Exercise instructions: Copy out the listing exactly.

## begin Entries supplied

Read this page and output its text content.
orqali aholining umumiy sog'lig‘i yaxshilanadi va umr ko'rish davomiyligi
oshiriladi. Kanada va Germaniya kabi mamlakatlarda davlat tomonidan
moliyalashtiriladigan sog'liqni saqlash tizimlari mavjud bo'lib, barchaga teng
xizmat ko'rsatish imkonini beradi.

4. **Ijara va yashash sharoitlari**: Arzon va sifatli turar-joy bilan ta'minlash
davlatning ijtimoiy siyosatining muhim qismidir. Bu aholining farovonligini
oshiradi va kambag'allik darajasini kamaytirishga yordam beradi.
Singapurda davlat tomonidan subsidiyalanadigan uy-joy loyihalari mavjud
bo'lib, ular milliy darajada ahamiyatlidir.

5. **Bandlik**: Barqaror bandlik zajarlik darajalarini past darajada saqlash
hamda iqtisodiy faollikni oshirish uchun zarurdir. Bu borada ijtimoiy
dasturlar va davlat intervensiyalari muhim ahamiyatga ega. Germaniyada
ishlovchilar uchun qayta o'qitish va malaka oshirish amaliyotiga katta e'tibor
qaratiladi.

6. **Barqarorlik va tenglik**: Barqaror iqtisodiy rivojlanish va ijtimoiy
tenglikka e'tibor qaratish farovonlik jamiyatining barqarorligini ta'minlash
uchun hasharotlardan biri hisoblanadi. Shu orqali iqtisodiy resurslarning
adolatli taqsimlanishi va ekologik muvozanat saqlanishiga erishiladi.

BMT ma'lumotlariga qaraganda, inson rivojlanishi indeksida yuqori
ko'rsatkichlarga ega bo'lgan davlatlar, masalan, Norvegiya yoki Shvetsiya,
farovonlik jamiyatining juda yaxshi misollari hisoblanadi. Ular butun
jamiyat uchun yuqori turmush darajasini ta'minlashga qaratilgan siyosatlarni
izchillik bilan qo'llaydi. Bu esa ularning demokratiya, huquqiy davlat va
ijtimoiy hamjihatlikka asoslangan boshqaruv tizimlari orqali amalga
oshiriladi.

## end Entries supplied

Output for this exercise:
Read this page and output its text content.
orqali aholining umumiy sog'lig‘i yaxshilanadi va umr ko'rish davomiyligi
oshiriladi. Kanada va Germaniya kabi mamlakatlarda davlat tomonidan
moliyalashtiriladigan sog'liqni saqlash tizimlari mavjud bo'lib, barchaga teng
xizmat ko'rsatish imkonini beradi.

4. **Ijara va yashash sharoitlari**: Arzon va sifatli turar-joy bilan ta'minlash
davlatning ijtimoiy siyosatining muhim qismidir. Bu aholining farovonligini
oshiradi va kambag'allik darajasini kamaytirishga yordam beradi.
Singapurda davlat tomonidan subsidiyalanadigan uy-joy loyihalari mavjud
bo'lib, ular milliy darajada ahamiyatlidir.

5. **Bandlik**: Barqaror bandlik zajarlik darajalarini past darajada saqlash
hamda iqtisodiy faollikni oshirish uchun zarurdir. Bu borada ijtimoiy
dasturlar va davlat intervensiyalari muhim ahamiyatga ega. Germaniyada
ishlovchilar uchun qayta o'qitish va malaka oshirish amaliyotiga katta e'tibor
qaratiladi.

6. **Barqarorlik va tenglik**: Barqaror iqtisodiy rivojlanish va ijtimoiy
tenglikka e'tibor qaratish farovonlik jamiyatining barqarorligini ta'minlash
uchun hasharotlardan biri hisoblanadi. Shu orqali iqtisodiy resurslarning
adolatli taqsimlanishi va ekologik muvozanat saqlanishiga erishiladi.

BMT ma'lumotlariga qaraganda, inson rivojlanishi indeksida yuqori
ko'rsatkichlarga ega bo'lgan davlatlar, masalan, Norvegiya yoki Shvetsiya,
farovonlik jamiyatining juda yaxshi misollari hisoblanadi. Ular butun
jamiyat uchun yuqori turmush darajasini ta'minlashga qaratilgan siyosatlarni
izchillik bilan qo'llaydi. Bu esa ularning demokratiya, huquqiy davlat va
ijtimoiy hamjihatlikka asoslangan boshqaruv tizimlari orqali amalga
oshiriladi.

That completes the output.